═══ EXTRACTED RECORDS
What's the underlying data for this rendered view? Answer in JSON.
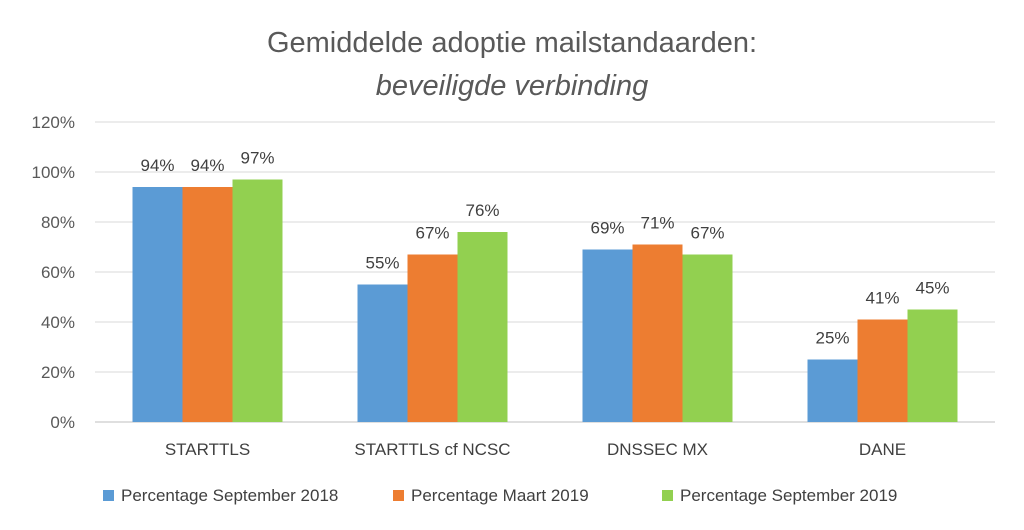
{
  "chart_data": {
    "type": "bar",
    "title": "Gemiddelde adoptie mailstandaarden:",
    "subtitle": "beveiligde verbinding",
    "categories": [
      "STARTTLS",
      "STARTTLS cf NCSC",
      "DNSSEC MX",
      "DANE"
    ],
    "series": [
      {
        "name": "Percentage September 2018",
        "color": "#5B9BD5",
        "values": [
          94,
          55,
          69,
          25
        ],
        "labels": [
          "94%",
          "55%",
          "69%",
          "25%"
        ]
      },
      {
        "name": "Percentage Maart 2019",
        "color": "#ED7D31",
        "values": [
          94,
          67,
          71,
          41
        ],
        "labels": [
          "94%",
          "67%",
          "71%",
          "41%"
        ]
      },
      {
        "name": "Percentage September 2019",
        "color": "#92D050",
        "values": [
          97,
          76,
          67,
          45
        ],
        "labels": [
          "97%",
          "76%",
          "67%",
          "45%"
        ]
      }
    ],
    "ylim": [
      0,
      120
    ],
    "yticks": [
      0,
      20,
      40,
      60,
      80,
      100,
      120
    ],
    "ytick_labels": [
      "0%",
      "20%",
      "40%",
      "60%",
      "80%",
      "100%",
      "120%"
    ],
    "xlabel": "",
    "ylabel": "",
    "grid": true,
    "legend_position": "bottom"
  }
}
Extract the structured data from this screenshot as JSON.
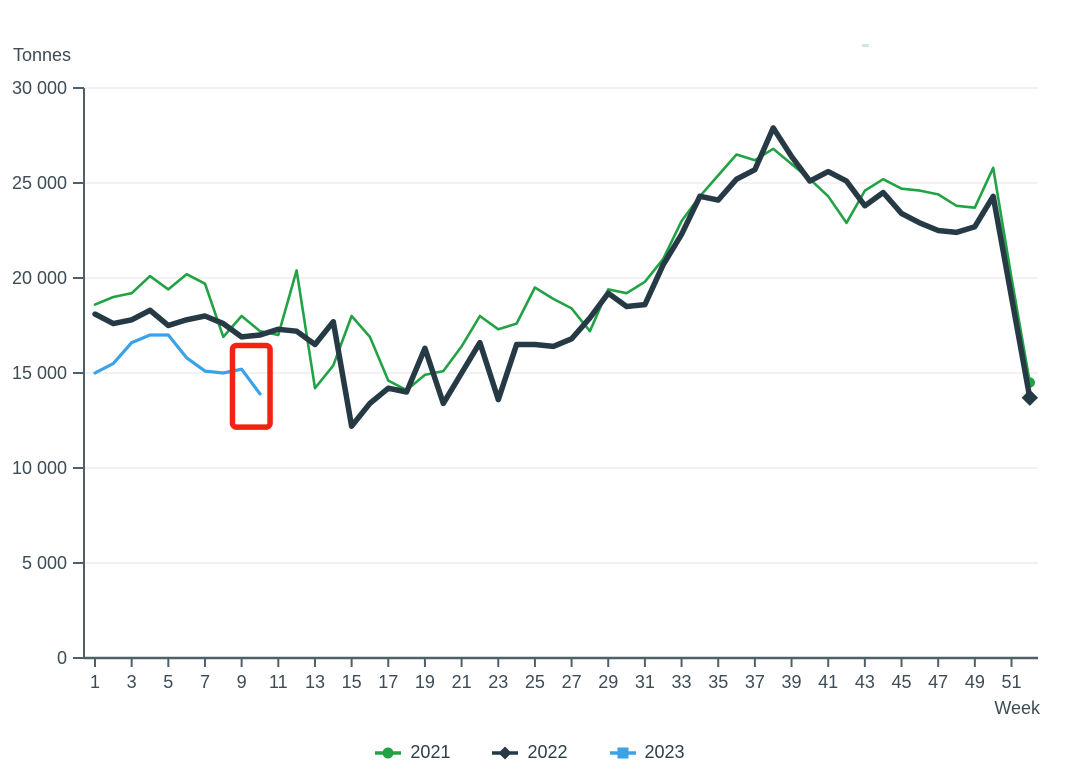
{
  "chart_data": {
    "type": "line",
    "title": "",
    "ylabel": "Tonnes",
    "xlabel": "Week",
    "ylim": [
      0,
      30000
    ],
    "xlim": [
      1,
      52
    ],
    "grid": "horizontal",
    "y_ticks": [
      0,
      5000,
      10000,
      15000,
      20000,
      25000,
      30000
    ],
    "y_tick_labels": [
      "0",
      "5 000",
      "10 000",
      "15 000",
      "20 000",
      "25 000",
      "30 000"
    ],
    "x_ticks": [
      1,
      3,
      5,
      7,
      9,
      11,
      13,
      15,
      17,
      19,
      21,
      23,
      25,
      27,
      29,
      31,
      33,
      35,
      37,
      39,
      41,
      43,
      45,
      47,
      49,
      51
    ],
    "x_tick_labels": [
      "1",
      "3",
      "5",
      "7",
      "9",
      "11",
      "13",
      "15",
      "17",
      "19",
      "21",
      "23",
      "25",
      "27",
      "29",
      "31",
      "33",
      "35",
      "37",
      "39",
      "41",
      "43",
      "45",
      "47",
      "49",
      "51"
    ],
    "legend_position": "bottom-center",
    "series": [
      {
        "name": "2021",
        "color": "#23a245",
        "marker": "circle",
        "line_width": 2.6,
        "end_marker_only": true,
        "weeks": [
          1,
          2,
          3,
          4,
          5,
          6,
          7,
          8,
          9,
          10,
          11,
          12,
          13,
          14,
          15,
          16,
          17,
          18,
          19,
          20,
          21,
          22,
          23,
          24,
          25,
          26,
          27,
          28,
          29,
          30,
          31,
          32,
          33,
          34,
          35,
          36,
          37,
          38,
          39,
          40,
          41,
          42,
          43,
          44,
          45,
          46,
          47,
          48,
          49,
          50,
          51,
          52
        ],
        "values": [
          18600,
          19000,
          19200,
          20100,
          19400,
          20200,
          19700,
          16900,
          18000,
          17200,
          17000,
          20400,
          14200,
          15400,
          18000,
          16900,
          14600,
          14100,
          14900,
          15100,
          16400,
          18000,
          17300,
          17600,
          19500,
          18900,
          18400,
          17200,
          19400,
          19200,
          19800,
          21000,
          23000,
          24300,
          25400,
          26500,
          26200,
          26800,
          26000,
          25200,
          24300,
          22900,
          24600,
          25200,
          24700,
          24600,
          24400,
          23800,
          23700,
          25800,
          20000,
          14500
        ]
      },
      {
        "name": "2022",
        "color": "#263a45",
        "marker": "diamond",
        "line_width": 5.5,
        "end_marker_only": true,
        "weeks": [
          1,
          2,
          3,
          4,
          5,
          6,
          7,
          8,
          9,
          10,
          11,
          12,
          13,
          14,
          15,
          16,
          17,
          18,
          19,
          20,
          21,
          22,
          23,
          24,
          25,
          26,
          27,
          28,
          29,
          30,
          31,
          32,
          33,
          34,
          35,
          36,
          37,
          38,
          39,
          40,
          41,
          42,
          43,
          44,
          45,
          46,
          47,
          48,
          49,
          50,
          51,
          52
        ],
        "values": [
          18100,
          17600,
          17800,
          18300,
          17500,
          17800,
          18000,
          17600,
          16900,
          17000,
          17300,
          17200,
          16500,
          17700,
          12200,
          13400,
          14200,
          14000,
          16300,
          13400,
          15000,
          16600,
          13600,
          16500,
          16500,
          16400,
          16800,
          17900,
          19200,
          18500,
          18600,
          20700,
          22300,
          24300,
          24100,
          25200,
          25700,
          27900,
          26400,
          25100,
          25600,
          25100,
          23800,
          24500,
          23400,
          22900,
          22500,
          22400,
          22700,
          24300,
          19000,
          13700
        ]
      },
      {
        "name": "2023",
        "color": "#3aa3e8",
        "marker": "square",
        "line_width": 3.2,
        "end_marker_only": false,
        "weeks": [
          1,
          2,
          3,
          4,
          5,
          6,
          7,
          8,
          9,
          10
        ],
        "values": [
          15000,
          15500,
          16600,
          17000,
          17000,
          15800,
          15100,
          15000,
          15200,
          13900
        ]
      }
    ],
    "annotation": {
      "type": "rectangle",
      "color": "#f22312",
      "week_start": 8.5,
      "week_end": 10.55,
      "value_low": 12150,
      "value_high": 16450,
      "purpose": "highlight weeks 9-10 of 2023"
    },
    "colors": {
      "axis": "#50606a",
      "gridline": "#e9eaea",
      "tick_label": "#3d4c55",
      "background": "#ffffff"
    }
  }
}
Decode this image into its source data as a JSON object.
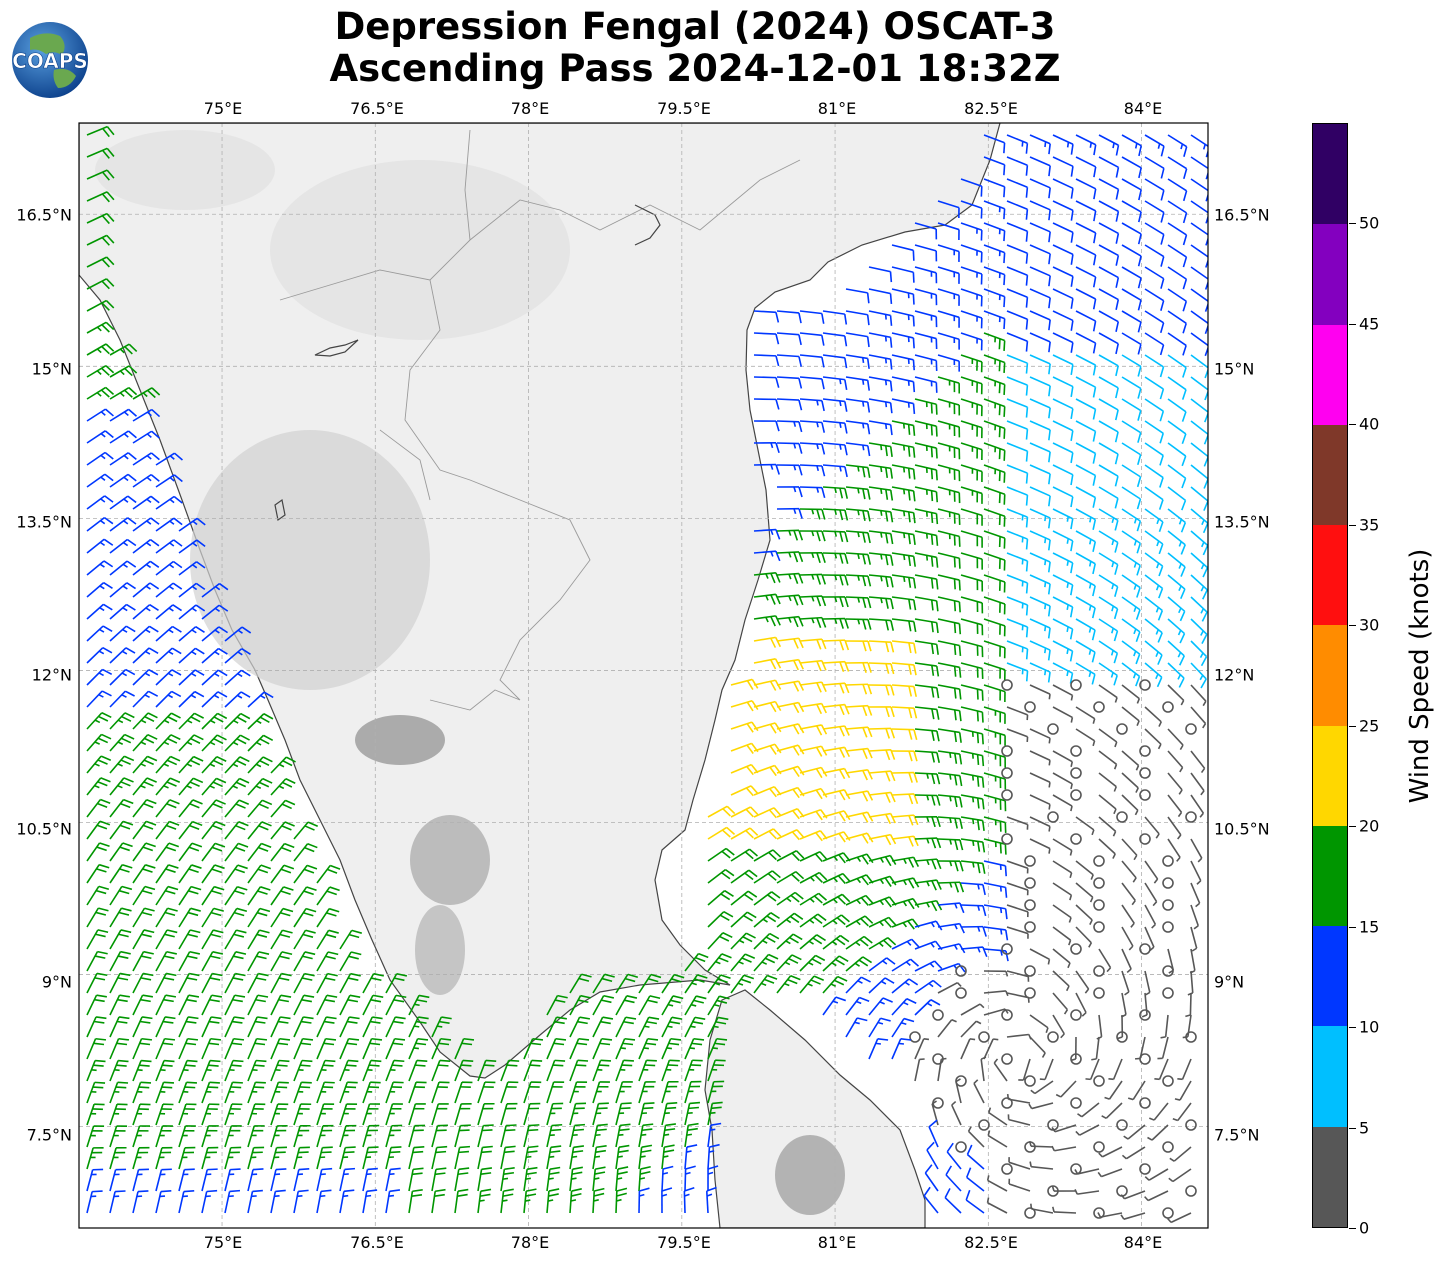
{
  "title": {
    "line1": "Depression Fengal (2024) OSCAT-3",
    "line2": "Ascending Pass 2024-12-01 18:32Z"
  },
  "logo": {
    "text": "COAPS"
  },
  "map": {
    "lon_range": [
      73.6,
      84.65
    ],
    "lat_range": [
      6.5,
      17.4
    ],
    "lon_ticks": [
      "75°E",
      "76.5°E",
      "78°E",
      "79.5°E",
      "81°E",
      "82.5°E",
      "84°E"
    ],
    "lat_ticks": [
      "16.5°N",
      "15°N",
      "13.5°N",
      "12°N",
      "10.5°N",
      "9°N",
      "7.5°N"
    ],
    "gridlines": true,
    "land_color": "#efefef",
    "ocean_color": "#ffffff",
    "coast_color": "#444444"
  },
  "colorbar": {
    "label": "Wind Speed (knots)",
    "tick_labels": [
      "0",
      "5",
      "10",
      "15",
      "20",
      "25",
      "30",
      "35",
      "40",
      "45",
      "50"
    ],
    "bins": [
      {
        "min": 0,
        "max": 5,
        "color": "#575757"
      },
      {
        "min": 5,
        "max": 10,
        "color": "#00bfff"
      },
      {
        "min": 10,
        "max": 15,
        "color": "#0037ff"
      },
      {
        "min": 15,
        "max": 20,
        "color": "#009600"
      },
      {
        "min": 20,
        "max": 25,
        "color": "#ffd700"
      },
      {
        "min": 25,
        "max": 30,
        "color": "#ff8c00"
      },
      {
        "min": 30,
        "max": 35,
        "color": "#ff0f0f"
      },
      {
        "min": 35,
        "max": 40,
        "color": "#7f3829"
      },
      {
        "min": 40,
        "max": 45,
        "color": "#ff00f0"
      },
      {
        "min": 45,
        "max": 50,
        "color": "#8300bf"
      },
      {
        "min": 50,
        "max": 55,
        "color": "#300064"
      }
    ]
  }
}
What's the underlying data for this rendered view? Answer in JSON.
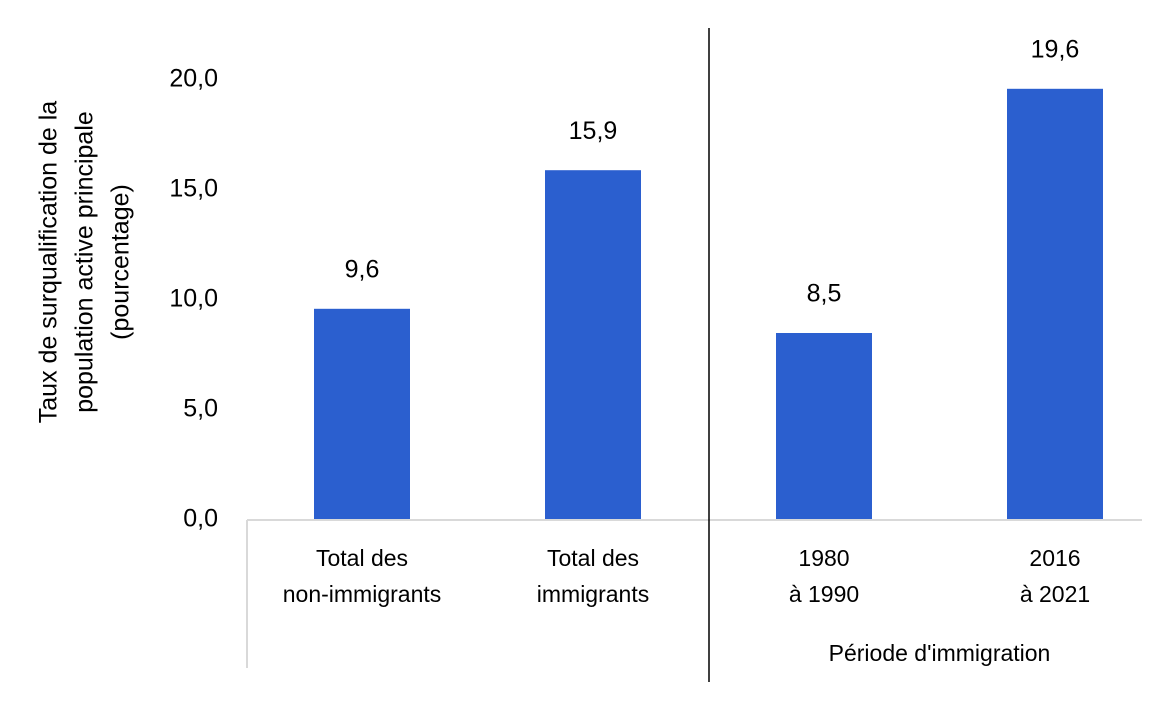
{
  "chart_data": {
    "type": "bar",
    "ylabel_lines": [
      "Taux de surqualification de la",
      "population active principale",
      "(pourcentage)"
    ],
    "xlabel": "",
    "ylim": [
      0,
      20
    ],
    "yticks": [
      0,
      5,
      10,
      15,
      20
    ],
    "ytick_labels": [
      "0,0",
      "5,0",
      "10,0",
      "15,0",
      "20,0"
    ],
    "categories": [
      {
        "lines": [
          "Total des",
          "non-immigrants"
        ]
      },
      {
        "lines": [
          "Total des",
          "immigrants"
        ]
      },
      {
        "lines": [
          "1980",
          "à 1990"
        ]
      },
      {
        "lines": [
          "2016",
          "à 2021"
        ]
      }
    ],
    "values": [
      9.6,
      15.9,
      8.5,
      19.6
    ],
    "value_labels": [
      "9,6",
      "15,9",
      "8,5",
      "19,6"
    ],
    "group_label": "Période d'immigration",
    "group_categories": [
      2,
      3
    ],
    "grid": false,
    "legend": "none",
    "bar_color": "#2b5fcf",
    "axis_color": "#d9d9d9",
    "divider_color": "#000000"
  }
}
══════
GIVEN TASK — From the data above, copy each line that has the string "ffffff".

RESPONSE BELOW —
      "background": "#ffffff"
    "ocean_color": "#ffffff",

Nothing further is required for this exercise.